* [DATA IN THIS EXERCISE]:
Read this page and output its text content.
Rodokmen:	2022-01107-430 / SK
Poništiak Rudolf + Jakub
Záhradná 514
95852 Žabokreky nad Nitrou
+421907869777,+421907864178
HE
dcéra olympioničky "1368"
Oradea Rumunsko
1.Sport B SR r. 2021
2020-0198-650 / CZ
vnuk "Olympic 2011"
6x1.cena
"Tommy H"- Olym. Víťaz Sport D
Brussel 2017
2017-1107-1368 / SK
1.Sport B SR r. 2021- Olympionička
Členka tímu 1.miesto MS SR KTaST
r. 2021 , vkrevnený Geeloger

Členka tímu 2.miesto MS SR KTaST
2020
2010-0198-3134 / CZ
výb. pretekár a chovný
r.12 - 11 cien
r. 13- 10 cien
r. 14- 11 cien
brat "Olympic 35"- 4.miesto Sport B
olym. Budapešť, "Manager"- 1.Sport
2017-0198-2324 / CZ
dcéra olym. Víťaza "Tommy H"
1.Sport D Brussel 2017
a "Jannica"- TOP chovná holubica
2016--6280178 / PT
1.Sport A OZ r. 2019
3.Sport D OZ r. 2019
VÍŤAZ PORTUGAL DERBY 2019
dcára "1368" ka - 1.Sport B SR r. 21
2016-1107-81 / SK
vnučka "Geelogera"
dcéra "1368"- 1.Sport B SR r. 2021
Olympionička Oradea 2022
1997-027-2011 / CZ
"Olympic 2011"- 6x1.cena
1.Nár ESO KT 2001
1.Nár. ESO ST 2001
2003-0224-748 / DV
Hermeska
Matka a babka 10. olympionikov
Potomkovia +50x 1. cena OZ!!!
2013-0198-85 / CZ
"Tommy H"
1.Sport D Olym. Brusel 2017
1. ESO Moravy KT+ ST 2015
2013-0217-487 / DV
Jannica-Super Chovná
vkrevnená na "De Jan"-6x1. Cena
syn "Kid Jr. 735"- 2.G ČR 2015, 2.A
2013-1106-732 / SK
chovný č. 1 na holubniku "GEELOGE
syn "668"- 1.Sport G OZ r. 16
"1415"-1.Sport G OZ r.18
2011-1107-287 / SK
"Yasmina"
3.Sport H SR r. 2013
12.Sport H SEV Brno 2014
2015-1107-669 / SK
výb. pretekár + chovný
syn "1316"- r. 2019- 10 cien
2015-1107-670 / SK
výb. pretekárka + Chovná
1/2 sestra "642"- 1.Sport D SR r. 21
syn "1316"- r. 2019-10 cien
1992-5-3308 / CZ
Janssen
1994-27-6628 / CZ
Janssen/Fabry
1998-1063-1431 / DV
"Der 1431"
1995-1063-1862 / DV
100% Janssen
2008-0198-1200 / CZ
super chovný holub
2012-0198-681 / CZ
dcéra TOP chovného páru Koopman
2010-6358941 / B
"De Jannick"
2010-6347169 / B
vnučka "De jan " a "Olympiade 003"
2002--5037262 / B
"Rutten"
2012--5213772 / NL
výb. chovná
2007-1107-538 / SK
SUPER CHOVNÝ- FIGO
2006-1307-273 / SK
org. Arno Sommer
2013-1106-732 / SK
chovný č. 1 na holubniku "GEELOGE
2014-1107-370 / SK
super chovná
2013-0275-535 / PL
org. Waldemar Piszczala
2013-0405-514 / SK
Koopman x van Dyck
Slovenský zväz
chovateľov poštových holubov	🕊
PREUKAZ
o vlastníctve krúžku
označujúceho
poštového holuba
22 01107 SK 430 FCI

* [DESCRIPTION OF THE TASK]: Quote the data in full, keeping each word unchanged.

* [FULL OUTPUT]:
Read this page and output its text content.
Rodokmen:	2022-01107-430 / SK
Poništiak Rudolf + Jakub
Záhradná 514
95852 Žabokreky nad Nitrou
+421907869777,+421907864178
HE
dcéra olympioničky "1368"
Oradea Rumunsko
1.Sport B SR r. 2021
2020-0198-650 / CZ
vnuk "Olympic 2011"
6x1.cena
"Tommy H"- Olym. Víťaz Sport D
Brussel 2017
2017-1107-1368 / SK
1.Sport B SR r. 2021- Olympionička
Členka tímu 1.miesto MS SR KTaST
r. 2021 , vkrevnený Geeloger

Členka tímu 2.miesto MS SR KTaST
2020
2010-0198-3134 / CZ
výb. pretekár a chovný
r.12 - 11 cien
r. 13- 10 cien
r. 14- 11 cien
brat "Olympic 35"- 4.miesto Sport B
olym. Budapešť, "Manager"- 1.Sport
2017-0198-2324 / CZ
dcéra olym. Víťaza "Tommy H"
1.Sport D Brussel 2017
a "Jannica"- TOP chovná holubica
2016--6280178 / PT
1.Sport A OZ r. 2019
3.Sport D OZ r. 2019
VÍŤAZ PORTUGAL DERBY 2019
dcára "1368" ka - 1.Sport B SR r. 21
2016-1107-81 / SK
vnučka "Geelogera"
dcéra "1368"- 1.Sport B SR r. 2021
Olympionička Oradea 2022
1997-027-2011 / CZ
"Olympic 2011"- 6x1.cena
1.Nár ESO KT 2001
1.Nár. ESO ST 2001
2003-0224-748 / DV
Hermeska
Matka a babka 10. olympionikov
Potomkovia +50x 1. cena OZ!!!
2013-0198-85 / CZ
"Tommy H"
1.Sport D Olym. Brusel 2017
1. ESO Moravy KT+ ST 2015
2013-0217-487 / DV
Jannica-Super Chovná
vkrevnená na "De Jan"-6x1. Cena
syn "Kid Jr. 735"- 2.G ČR 2015, 2.A
2013-1106-732 / SK
chovný č. 1 na holubniku "GEELOGE
syn "668"- 1.Sport G OZ r. 16
"1415"-1.Sport G OZ r.18
2011-1107-287 / SK
"Yasmina"
3.Sport H SR r. 2013
12.Sport H SEV Brno 2014
2015-1107-669 / SK
výb. pretekár + chovný
syn "1316"- r. 2019- 10 cien
2015-1107-670 / SK
výb. pretekárka + Chovná
1/2 sestra "642"- 1.Sport D SR r. 21
syn "1316"- r. 2019-10 cien
1992-5-3308 / CZ
Janssen
1994-27-6628 / CZ
Janssen/Fabry
1998-1063-1431 / DV
"Der 1431"
1995-1063-1862 / DV
100% Janssen
2008-0198-1200 / CZ
super chovný holub
2012-0198-681 / CZ
dcéra TOP chovného páru Koopman
2010-6358941 / B
"De Jannick"
2010-6347169 / B
vnučka "De jan " a "Olympiade 003"
2002--5037262 / B
"Rutten"
2012--5213772 / NL
výb. chovná
2007-1107-538 / SK
SUPER CHOVNÝ- FIGO
2006-1307-273 / SK
org. Arno Sommer
2013-1106-732 / SK
chovný č. 1 na holubniku "GEELOGE
2014-1107-370 / SK
super chovná
2013-0275-535 / PL
org. Waldemar Piszczala
2013-0405-514 / SK
Koopman x van Dyck
Slovenský zväz
chovateľov poštových holubov	🕊
PREUKAZ
o vlastníctve krúžku
označujúceho
poštového holuba
22 01107 SK 430 FCI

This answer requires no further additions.